* [STORED DATA]

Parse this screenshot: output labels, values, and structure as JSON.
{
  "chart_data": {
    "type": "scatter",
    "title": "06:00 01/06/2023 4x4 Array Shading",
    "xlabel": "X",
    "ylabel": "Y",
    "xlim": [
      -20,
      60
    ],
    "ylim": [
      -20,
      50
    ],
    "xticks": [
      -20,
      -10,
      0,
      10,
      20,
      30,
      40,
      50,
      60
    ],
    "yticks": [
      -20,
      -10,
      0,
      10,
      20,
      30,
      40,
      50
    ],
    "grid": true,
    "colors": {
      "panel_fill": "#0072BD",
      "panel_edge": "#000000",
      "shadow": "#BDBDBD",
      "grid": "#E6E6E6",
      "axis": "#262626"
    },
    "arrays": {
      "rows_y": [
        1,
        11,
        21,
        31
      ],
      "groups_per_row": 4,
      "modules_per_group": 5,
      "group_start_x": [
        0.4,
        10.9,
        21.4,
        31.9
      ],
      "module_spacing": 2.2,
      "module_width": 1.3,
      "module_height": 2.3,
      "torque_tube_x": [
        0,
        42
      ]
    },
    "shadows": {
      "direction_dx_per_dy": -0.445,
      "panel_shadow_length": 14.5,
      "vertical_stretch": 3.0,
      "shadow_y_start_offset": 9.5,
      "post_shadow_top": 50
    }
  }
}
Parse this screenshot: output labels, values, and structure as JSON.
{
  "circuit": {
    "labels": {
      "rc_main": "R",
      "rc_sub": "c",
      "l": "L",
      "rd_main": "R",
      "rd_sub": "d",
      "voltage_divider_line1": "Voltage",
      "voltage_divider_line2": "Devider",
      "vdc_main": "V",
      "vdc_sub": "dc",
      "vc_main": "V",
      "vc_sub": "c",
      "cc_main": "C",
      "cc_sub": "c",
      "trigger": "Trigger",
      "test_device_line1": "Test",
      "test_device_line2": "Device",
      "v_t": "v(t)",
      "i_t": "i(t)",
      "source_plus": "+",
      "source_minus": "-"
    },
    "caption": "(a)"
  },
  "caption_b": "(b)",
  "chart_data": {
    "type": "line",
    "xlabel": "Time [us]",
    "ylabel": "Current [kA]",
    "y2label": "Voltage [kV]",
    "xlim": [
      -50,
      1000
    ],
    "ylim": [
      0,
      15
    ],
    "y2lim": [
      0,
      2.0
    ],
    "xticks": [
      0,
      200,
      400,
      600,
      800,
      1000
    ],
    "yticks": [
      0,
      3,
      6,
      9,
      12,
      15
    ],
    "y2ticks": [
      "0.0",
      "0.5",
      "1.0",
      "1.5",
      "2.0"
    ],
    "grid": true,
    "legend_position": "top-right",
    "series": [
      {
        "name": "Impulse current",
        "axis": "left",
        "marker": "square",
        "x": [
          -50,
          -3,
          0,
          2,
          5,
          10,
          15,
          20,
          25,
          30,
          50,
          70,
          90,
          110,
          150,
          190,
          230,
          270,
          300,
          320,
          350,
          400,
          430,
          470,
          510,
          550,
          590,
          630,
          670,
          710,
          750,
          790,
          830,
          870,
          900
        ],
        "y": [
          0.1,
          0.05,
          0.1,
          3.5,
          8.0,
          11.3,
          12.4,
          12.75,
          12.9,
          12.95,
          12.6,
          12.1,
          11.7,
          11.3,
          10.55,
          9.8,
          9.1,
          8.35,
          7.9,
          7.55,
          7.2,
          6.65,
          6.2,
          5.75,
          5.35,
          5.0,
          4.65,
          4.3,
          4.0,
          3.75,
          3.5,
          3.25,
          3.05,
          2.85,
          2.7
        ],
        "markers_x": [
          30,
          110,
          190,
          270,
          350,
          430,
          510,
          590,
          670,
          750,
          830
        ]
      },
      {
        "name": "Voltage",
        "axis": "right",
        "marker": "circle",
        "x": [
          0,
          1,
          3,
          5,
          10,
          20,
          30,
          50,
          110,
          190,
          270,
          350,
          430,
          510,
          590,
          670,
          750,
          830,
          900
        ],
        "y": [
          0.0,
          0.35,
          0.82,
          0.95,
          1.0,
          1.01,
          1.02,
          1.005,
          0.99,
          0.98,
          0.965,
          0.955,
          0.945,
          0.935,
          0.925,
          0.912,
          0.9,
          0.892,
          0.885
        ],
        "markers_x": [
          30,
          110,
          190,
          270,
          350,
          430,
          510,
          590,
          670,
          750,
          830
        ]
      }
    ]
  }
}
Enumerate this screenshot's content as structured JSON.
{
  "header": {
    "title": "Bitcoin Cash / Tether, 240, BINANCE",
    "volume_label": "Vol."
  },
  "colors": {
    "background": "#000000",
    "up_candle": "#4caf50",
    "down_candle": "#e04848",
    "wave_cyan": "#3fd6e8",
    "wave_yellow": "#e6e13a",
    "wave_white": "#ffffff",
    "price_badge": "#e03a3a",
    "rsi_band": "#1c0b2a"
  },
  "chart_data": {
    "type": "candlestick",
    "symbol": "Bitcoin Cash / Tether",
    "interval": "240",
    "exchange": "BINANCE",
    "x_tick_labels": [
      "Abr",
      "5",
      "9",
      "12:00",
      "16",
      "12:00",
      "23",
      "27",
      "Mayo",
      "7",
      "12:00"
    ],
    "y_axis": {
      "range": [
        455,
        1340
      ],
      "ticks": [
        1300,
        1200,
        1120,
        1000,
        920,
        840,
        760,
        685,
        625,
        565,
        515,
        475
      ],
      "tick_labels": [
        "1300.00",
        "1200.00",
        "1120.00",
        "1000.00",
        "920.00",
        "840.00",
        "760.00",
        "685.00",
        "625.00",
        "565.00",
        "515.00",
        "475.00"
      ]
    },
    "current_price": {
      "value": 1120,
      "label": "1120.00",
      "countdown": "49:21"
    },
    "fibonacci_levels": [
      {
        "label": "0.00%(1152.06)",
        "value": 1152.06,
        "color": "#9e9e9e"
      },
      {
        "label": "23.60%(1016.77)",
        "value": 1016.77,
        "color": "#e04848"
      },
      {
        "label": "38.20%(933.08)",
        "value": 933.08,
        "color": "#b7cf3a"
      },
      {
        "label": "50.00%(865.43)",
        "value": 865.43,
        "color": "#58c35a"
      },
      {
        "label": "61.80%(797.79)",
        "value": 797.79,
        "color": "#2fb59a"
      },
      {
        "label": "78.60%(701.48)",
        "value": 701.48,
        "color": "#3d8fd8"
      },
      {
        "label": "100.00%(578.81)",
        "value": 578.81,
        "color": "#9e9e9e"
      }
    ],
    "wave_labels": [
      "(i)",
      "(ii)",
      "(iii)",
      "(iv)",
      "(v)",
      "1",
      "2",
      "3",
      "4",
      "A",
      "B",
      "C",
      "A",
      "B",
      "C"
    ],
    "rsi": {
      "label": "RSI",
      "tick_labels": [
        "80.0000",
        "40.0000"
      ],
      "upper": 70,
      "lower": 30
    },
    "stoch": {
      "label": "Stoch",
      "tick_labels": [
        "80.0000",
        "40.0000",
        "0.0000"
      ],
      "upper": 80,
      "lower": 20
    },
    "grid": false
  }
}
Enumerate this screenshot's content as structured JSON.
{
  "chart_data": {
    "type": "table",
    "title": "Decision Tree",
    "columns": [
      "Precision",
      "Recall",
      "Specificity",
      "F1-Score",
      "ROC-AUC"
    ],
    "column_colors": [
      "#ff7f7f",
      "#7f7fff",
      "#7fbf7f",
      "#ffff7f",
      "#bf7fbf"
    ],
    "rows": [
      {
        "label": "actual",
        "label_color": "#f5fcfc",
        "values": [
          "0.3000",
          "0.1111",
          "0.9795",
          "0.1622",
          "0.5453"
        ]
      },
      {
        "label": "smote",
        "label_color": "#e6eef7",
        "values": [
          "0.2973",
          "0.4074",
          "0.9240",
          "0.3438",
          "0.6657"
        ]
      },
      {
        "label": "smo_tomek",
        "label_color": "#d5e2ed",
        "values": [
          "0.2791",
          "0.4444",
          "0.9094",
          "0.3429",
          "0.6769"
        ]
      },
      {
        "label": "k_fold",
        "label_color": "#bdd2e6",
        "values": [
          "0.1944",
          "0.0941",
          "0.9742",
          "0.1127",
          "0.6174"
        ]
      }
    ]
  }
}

* [WHAT YOU NEED TO DO] Scan the listing above and identify each line holding the string "Cash"; copy every such line.

* [OUTPUT]
    "title": "Bitcoin Cash / Tether, 240, BINANCE",
    "symbol": "Bitcoin Cash / Tether",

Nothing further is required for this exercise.